### WORK INSTRUCTIONS
Identify each line in the records below that contains the word "this", and copy it.

### SUPPLIED MATERIAL
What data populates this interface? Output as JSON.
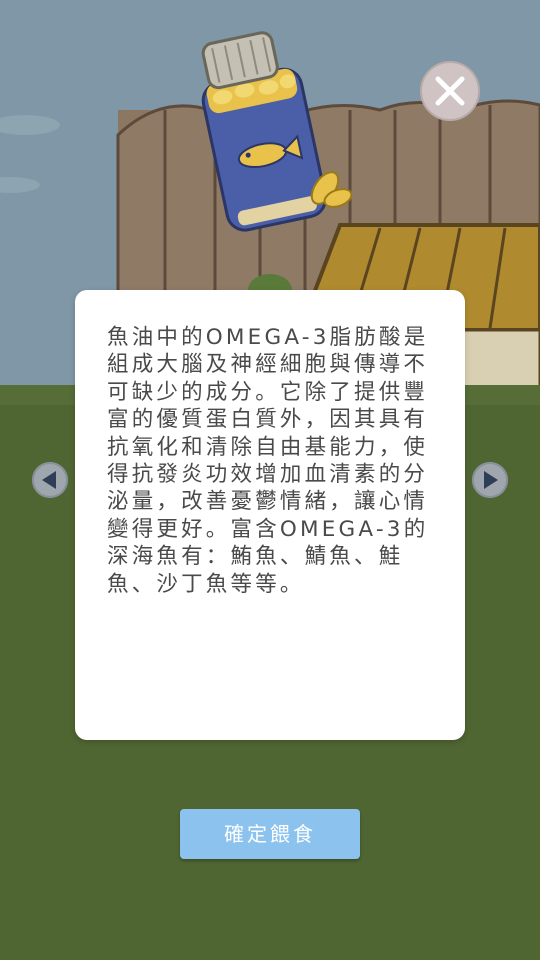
{
  "item": {
    "name_icon": "fish-oil-bottle-icon",
    "description": "魚油中的OMEGA-3脂肪酸是組成大腦及神經細胞與傳導不可缺少的成分。它除了提供豐富的優質蛋白質外，因其具有抗氧化和清除自由基能力，使得抗發炎功效增加血清素的分泌量，改善憂鬱情緒，讓心情變得更好。富含OMEGA-3的深海魚有：鮪魚、鯖魚、鮭魚、沙丁魚等等。"
  },
  "buttons": {
    "confirm_label": "確定餵食",
    "close_icon": "close-icon",
    "prev_icon": "arrow-left-icon",
    "next_icon": "arrow-right-icon"
  },
  "colors": {
    "sky": "#7f97a6",
    "grass": "#4f6532",
    "fence": "#8c7763",
    "confirm": "#8cc3ee",
    "card": "#ffffff"
  }
}
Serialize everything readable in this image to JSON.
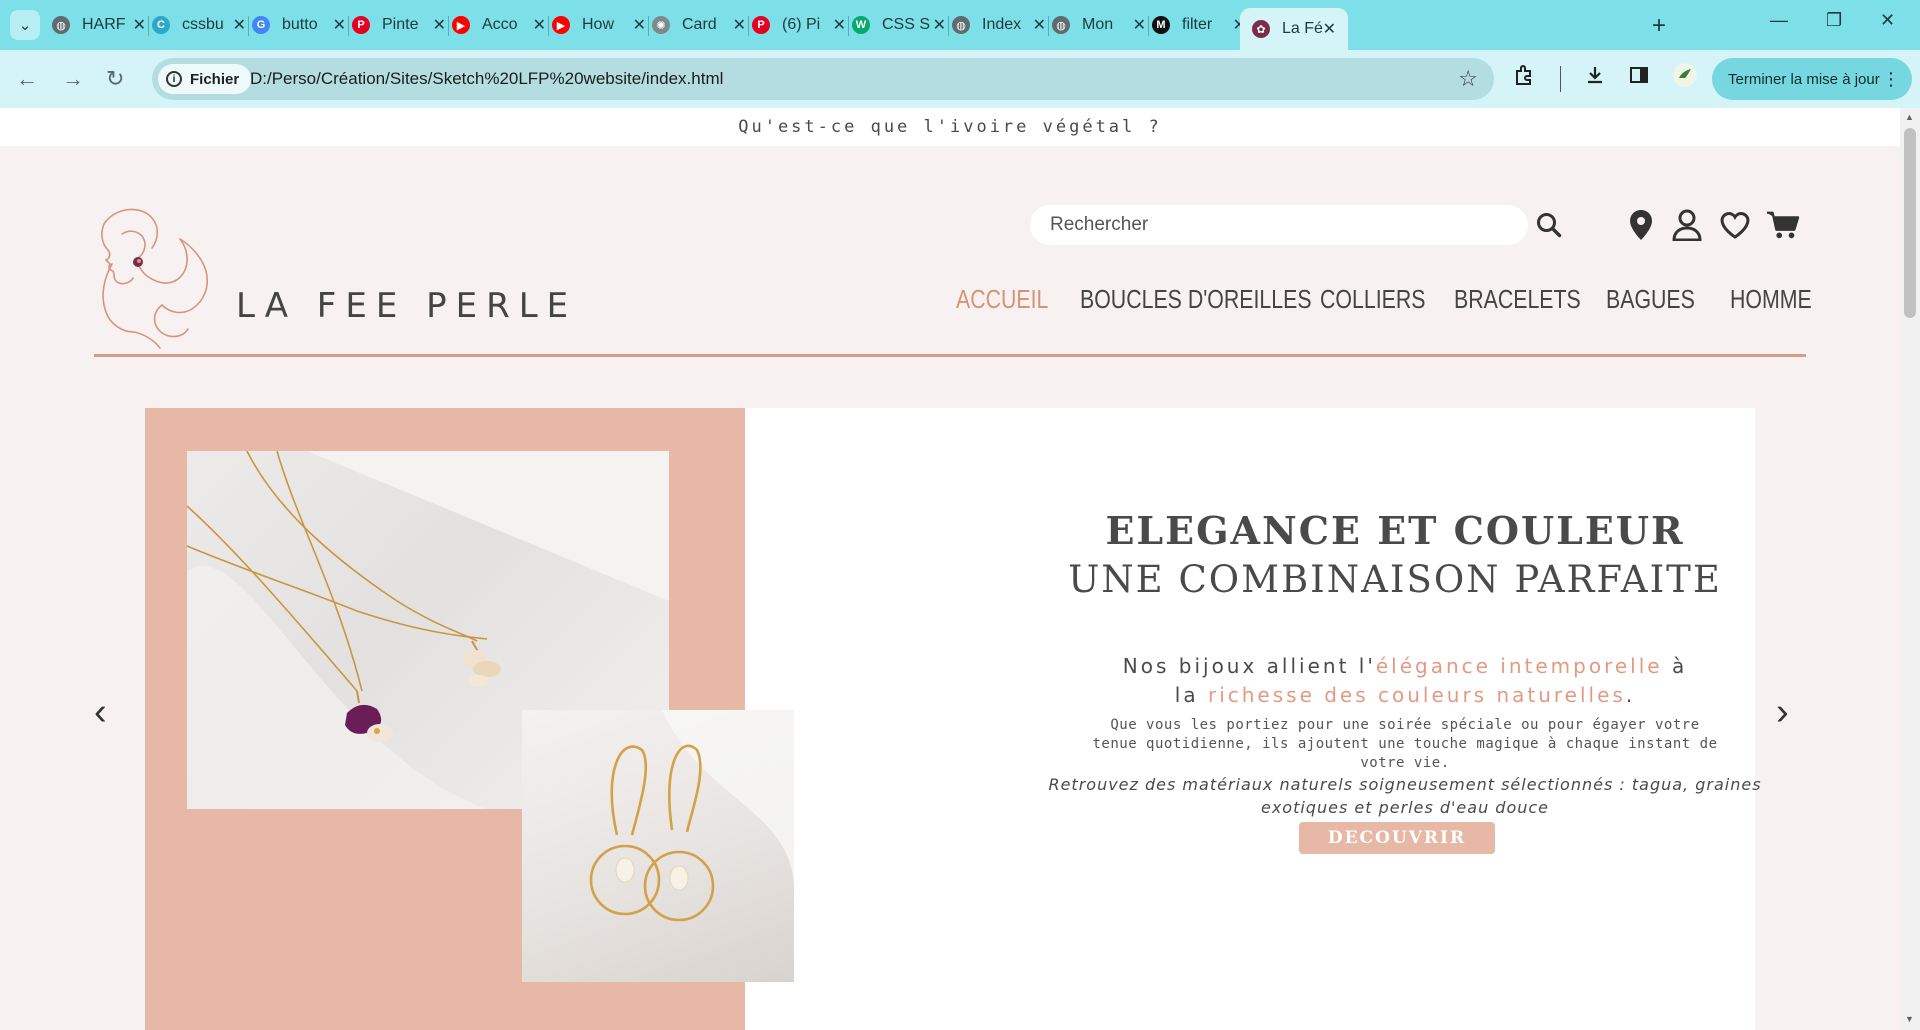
{
  "browser": {
    "tabs": [
      {
        "title": "HARF",
        "favicon": "globe-icon",
        "color": "#5f6b6e"
      },
      {
        "title": "cssbu",
        "favicon": "c-icon",
        "color": "#2da8c8"
      },
      {
        "title": "butto",
        "favicon": "google-icon",
        "color": "#4285f4"
      },
      {
        "title": "Pinte",
        "favicon": "pinterest-icon",
        "color": "#e60023"
      },
      {
        "title": "Acco",
        "favicon": "youtube-icon",
        "color": "#ff0000"
      },
      {
        "title": "How",
        "favicon": "youtube-icon",
        "color": "#ff0000"
      },
      {
        "title": "Card",
        "favicon": "chatgpt-icon",
        "color": "#7d8a8c"
      },
      {
        "title": "(6) Pi",
        "favicon": "pinterest-icon",
        "color": "#e60023"
      },
      {
        "title": "CSS S",
        "favicon": "w3-icon",
        "color": "#04aa6d"
      },
      {
        "title": "Index",
        "favicon": "globe-icon",
        "color": "#5f6b6e"
      },
      {
        "title": "Mon",
        "favicon": "globe-icon",
        "color": "#5f6b6e"
      },
      {
        "title": "filter",
        "favicon": "medium-icon",
        "color": "#111111"
      },
      {
        "title": "La Fé",
        "favicon": "lafee-icon",
        "color": "#7a2d4a"
      }
    ],
    "tab_glyphs": [
      "◍",
      "C",
      "G",
      "P",
      "▶",
      "▶",
      "✺",
      "P",
      "W",
      "◍",
      "◍",
      "M",
      "✿"
    ],
    "security_chip": "Fichier",
    "url": "D:/Perso/Création/Sites/Sketch%20LFP%20website/index.html",
    "update_button": "Terminer la mise à jour"
  },
  "page": {
    "promo_banner": "Qu'est-ce que l'ivoire végétal ?",
    "brand": "LA FEE PERLE",
    "search_placeholder": "Rechercher",
    "accent_color": "#d59475",
    "hero_pink": "#e7b8a6",
    "nav": [
      {
        "label": "ACCUEIL",
        "active": true
      },
      {
        "label": "BOUCLES D'OREILLES",
        "active": false
      },
      {
        "label": "COLLIERS",
        "active": false
      },
      {
        "label": "BRACELETS",
        "active": false
      },
      {
        "label": "BAGUES",
        "active": false
      },
      {
        "label": "HOMME",
        "active": false
      }
    ],
    "hero": {
      "title_line1": "ELEGANCE ET COULEUR",
      "title_line2": "UNE COMBINAISON PARFAITE",
      "p1_a": "Nos bijoux allient l'",
      "p1_accent1": "élégance intemporelle",
      "p1_b": " à",
      "p1_c": "la ",
      "p1_accent2": "richesse des couleurs naturelles",
      "p1_d": ".",
      "p2": "Que vous les portiez pour une soirée spéciale ou pour égayer votre tenue quotidienne, ils ajoutent une touche magique à chaque instant de votre vie.",
      "p3": "Retrouvez des matériaux naturels soigneusement sélectionnés : tagua, graines exotiques et perles d'eau douce",
      "cta": "DECOUVRIR",
      "prev_arrow": "‹",
      "next_arrow": "›"
    }
  }
}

### OUTPUT BELOW
What data populates this interface? Output as JSON.
Serialize everything readable in this image to JSON.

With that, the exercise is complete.